## Exercise task
Please repeat all of the listing exactly.

▬▬▬▬▬▬▬▬▬▬

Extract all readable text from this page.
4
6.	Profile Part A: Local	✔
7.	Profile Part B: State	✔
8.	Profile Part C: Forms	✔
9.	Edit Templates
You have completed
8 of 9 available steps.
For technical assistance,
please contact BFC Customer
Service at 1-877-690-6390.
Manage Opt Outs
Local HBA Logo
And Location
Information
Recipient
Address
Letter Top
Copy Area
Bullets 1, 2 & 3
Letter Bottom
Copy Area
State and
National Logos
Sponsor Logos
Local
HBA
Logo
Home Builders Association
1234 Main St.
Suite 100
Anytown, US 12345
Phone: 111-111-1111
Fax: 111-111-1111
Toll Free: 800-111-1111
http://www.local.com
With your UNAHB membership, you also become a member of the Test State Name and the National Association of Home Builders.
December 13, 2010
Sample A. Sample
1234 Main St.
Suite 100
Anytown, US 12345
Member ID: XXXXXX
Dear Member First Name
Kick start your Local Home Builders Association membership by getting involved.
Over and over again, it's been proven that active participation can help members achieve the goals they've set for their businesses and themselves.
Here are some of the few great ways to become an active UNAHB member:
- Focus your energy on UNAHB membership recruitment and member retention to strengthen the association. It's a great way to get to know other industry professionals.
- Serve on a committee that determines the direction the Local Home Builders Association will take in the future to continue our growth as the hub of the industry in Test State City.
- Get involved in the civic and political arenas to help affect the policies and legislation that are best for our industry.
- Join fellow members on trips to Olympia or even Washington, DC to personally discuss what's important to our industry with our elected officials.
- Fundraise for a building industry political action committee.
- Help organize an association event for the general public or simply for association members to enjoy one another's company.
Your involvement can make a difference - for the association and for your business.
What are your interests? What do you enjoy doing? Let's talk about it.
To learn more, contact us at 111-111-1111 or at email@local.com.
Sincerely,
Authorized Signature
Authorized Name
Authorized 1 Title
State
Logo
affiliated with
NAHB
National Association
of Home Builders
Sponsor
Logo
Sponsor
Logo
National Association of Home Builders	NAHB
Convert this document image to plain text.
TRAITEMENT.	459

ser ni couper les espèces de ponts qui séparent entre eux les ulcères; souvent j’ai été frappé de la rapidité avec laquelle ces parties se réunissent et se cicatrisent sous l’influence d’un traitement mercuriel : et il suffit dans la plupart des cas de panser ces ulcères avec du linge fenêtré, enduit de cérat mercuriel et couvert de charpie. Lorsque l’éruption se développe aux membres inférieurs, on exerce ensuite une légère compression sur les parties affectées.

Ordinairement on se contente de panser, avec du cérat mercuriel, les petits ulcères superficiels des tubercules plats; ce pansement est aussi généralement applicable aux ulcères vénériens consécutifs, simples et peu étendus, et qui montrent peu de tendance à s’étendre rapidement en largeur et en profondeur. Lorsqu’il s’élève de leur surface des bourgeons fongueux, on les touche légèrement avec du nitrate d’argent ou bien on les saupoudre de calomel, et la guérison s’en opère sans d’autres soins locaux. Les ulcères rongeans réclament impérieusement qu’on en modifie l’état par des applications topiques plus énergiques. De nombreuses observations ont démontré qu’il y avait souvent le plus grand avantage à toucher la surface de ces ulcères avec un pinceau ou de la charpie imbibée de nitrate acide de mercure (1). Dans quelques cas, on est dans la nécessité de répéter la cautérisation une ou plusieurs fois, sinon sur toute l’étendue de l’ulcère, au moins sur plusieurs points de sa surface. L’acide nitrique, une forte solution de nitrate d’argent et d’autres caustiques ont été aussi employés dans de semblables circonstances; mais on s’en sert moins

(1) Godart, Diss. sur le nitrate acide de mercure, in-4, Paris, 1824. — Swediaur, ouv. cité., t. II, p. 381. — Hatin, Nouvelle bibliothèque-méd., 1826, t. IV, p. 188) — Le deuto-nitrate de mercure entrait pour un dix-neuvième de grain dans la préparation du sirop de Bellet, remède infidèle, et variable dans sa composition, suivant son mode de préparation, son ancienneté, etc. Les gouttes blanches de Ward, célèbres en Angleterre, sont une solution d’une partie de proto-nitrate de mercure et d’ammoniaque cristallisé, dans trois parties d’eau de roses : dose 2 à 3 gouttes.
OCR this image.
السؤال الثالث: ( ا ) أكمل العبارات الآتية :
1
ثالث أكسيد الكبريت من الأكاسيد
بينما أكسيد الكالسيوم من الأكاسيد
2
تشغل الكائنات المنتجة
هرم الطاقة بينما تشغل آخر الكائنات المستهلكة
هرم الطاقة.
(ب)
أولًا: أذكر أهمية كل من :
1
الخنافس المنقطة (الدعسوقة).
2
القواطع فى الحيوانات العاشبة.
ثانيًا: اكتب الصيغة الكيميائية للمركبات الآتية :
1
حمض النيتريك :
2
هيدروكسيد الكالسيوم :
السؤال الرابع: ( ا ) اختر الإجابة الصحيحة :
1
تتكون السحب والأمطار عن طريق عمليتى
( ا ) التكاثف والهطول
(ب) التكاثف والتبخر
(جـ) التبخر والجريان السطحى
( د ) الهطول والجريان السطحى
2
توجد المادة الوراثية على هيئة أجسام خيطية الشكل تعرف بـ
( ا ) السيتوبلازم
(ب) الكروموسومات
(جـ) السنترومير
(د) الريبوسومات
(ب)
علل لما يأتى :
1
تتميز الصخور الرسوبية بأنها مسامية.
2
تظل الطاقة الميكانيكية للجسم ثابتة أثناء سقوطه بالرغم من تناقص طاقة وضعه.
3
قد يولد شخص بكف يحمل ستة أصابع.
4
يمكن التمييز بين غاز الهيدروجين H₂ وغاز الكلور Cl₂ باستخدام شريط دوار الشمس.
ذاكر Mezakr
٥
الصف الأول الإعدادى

▬▬▬▬▬▬▬▬▬▬

## Exercise result
Extract all readable text from this page.
4
6.	Profile Part A: Local	✔
7.	Profile Part B: State	✔
8.	Profile Part C: Forms	✔
9.	Edit Templates
You have completed
8 of 9 available steps.
For technical assistance,
please contact BFC Customer
Service at 1-877-690-6390.
Manage Opt Outs
Local HBA Logo
And Location
Information
Recipient
Address
Letter Top
Copy Area
Bullets 1, 2 & 3
Letter Bottom
Copy Area
State and
National Logos
Sponsor Logos
Local
HBA
Logo
Home Builders Association
1234 Main St.
Suite 100
Anytown, US 12345
Phone: 111-111-1111
Fax: 111-111-1111
Toll Free: 800-111-1111
http://www.local.com
With your UNAHB membership, you also become a member of the Test State Name and the National Association of Home Builders.
December 13, 2010
Sample A. Sample
1234 Main St.
Suite 100
Anytown, US 12345
Member ID: XXXXXX
Dear Member First Name
Kick start your Local Home Builders Association membership by getting involved.
Over and over again, it's been proven that active participation can help members achieve the goals they've set for their businesses and themselves.
Here are some of the few great ways to become an active UNAHB member:
- Focus your energy on UNAHB membership recruitment and member retention to strengthen the association. It's a great way to get to know other industry professionals.
- Serve on a committee that determines the direction the Local Home Builders Association will take in the future to continue our growth as the hub of the industry in Test State City.
- Get involved in the civic and political arenas to help affect the policies and legislation that are best for our industry.
- Join fellow members on trips to Olympia or even Washington, DC to personally discuss what's important to our industry with our elected officials.
- Fundraise for a building industry political action committee.
- Help organize an association event for the general public or simply for association members to enjoy one another's company.
Your involvement can make a difference - for the association and for your business.
What are your interests? What do you enjoy doing? Let's talk about it.
To learn more, contact us at 111-111-1111 or at email@local.com.
Sincerely,
Authorized Signature
Authorized Name
Authorized 1 Title
State
Logo
affiliated with
NAHB
National Association
of Home Builders
Sponsor
Logo
Sponsor
Logo
National Association of Home Builders	NAHB
Convert this document image to plain text.
TRAITEMENT.	459

ser ni couper les espèces de ponts qui séparent entre eux les ulcères; souvent j’ai été frappé de la rapidité avec laquelle ces parties se réunissent et se cicatrisent sous l’influence d’un traitement mercuriel : et il suffit dans la plupart des cas de panser ces ulcères avec du linge fenêtré, enduit de cérat mercuriel et couvert de charpie. Lorsque l’éruption se développe aux membres inférieurs, on exerce ensuite une légère compression sur les parties affectées.

Ordinairement on se contente de panser, avec du cérat mercuriel, les petits ulcères superficiels des tubercules plats; ce pansement est aussi généralement applicable aux ulcères vénériens consécutifs, simples et peu étendus, et qui montrent peu de tendance à s’étendre rapidement en largeur et en profondeur. Lorsqu’il s’élève de leur surface des bourgeons fongueux, on les touche légèrement avec du nitrate d’argent ou bien on les saupoudre de calomel, et la guérison s’en opère sans d’autres soins locaux. Les ulcères rongeans réclament impérieusement qu’on en modifie l’état par des applications topiques plus énergiques. De nombreuses observations ont démontré qu’il y avait souvent le plus grand avantage à toucher la surface de ces ulcères avec un pinceau ou de la charpie imbibée de nitrate acide de mercure (1). Dans quelques cas, on est dans la nécessité de répéter la cautérisation une ou plusieurs fois, sinon sur toute l’étendue de l’ulcère, au moins sur plusieurs points de sa surface. L’acide nitrique, une forte solution de nitrate d’argent et d’autres caustiques ont été aussi employés dans de semblables circonstances; mais on s’en sert moins

(1) Godart, Diss. sur le nitrate acide de mercure, in-4, Paris, 1824. — Swediaur, ouv. cité., t. II, p. 381. — Hatin, Nouvelle bibliothèque-méd., 1826, t. IV, p. 188) — Le deuto-nitrate de mercure entrait pour un dix-neuvième de grain dans la préparation du sirop de Bellet, remède infidèle, et variable dans sa composition, suivant son mode de préparation, son ancienneté, etc. Les gouttes blanches de Ward, célèbres en Angleterre, sont une solution d’une partie de proto-nitrate de mercure et d’ammoniaque cristallisé, dans trois parties d’eau de roses : dose 2 à 3 gouttes.
OCR this image.
السؤال الثالث: ( ا ) أكمل العبارات الآتية :
1
ثالث أكسيد الكبريت من الأكاسيد
بينما أكسيد الكالسيوم من الأكاسيد
2
تشغل الكائنات المنتجة
هرم الطاقة بينما تشغل آخر الكائنات المستهلكة
هرم الطاقة.
(ب)
أولًا: أذكر أهمية كل من :
1
الخنافس المنقطة (الدعسوقة).
2
القواطع فى الحيوانات العاشبة.
ثانيًا: اكتب الصيغة الكيميائية للمركبات الآتية :
1
حمض النيتريك :
2
هيدروكسيد الكالسيوم :
السؤال الرابع: ( ا ) اختر الإجابة الصحيحة :
1
تتكون السحب والأمطار عن طريق عمليتى
( ا ) التكاثف والهطول
(ب) التكاثف والتبخر
(جـ) التبخر والجريان السطحى
( د ) الهطول والجريان السطحى
2
توجد المادة الوراثية على هيئة أجسام خيطية الشكل تعرف بـ
( ا ) السيتوبلازم
(ب) الكروموسومات
(جـ) السنترومير
(د) الريبوسومات
(ب)
علل لما يأتى :
1
تتميز الصخور الرسوبية بأنها مسامية.
2
تظل الطاقة الميكانيكية للجسم ثابتة أثناء سقوطه بالرغم من تناقص طاقة وضعه.
3
قد يولد شخص بكف يحمل ستة أصابع.
4
يمكن التمييز بين غاز الهيدروجين H₂ وغاز الكلور Cl₂ باستخدام شريط دوار الشمس.
ذاكر Mezakr
٥
الصف الأول الإعدادى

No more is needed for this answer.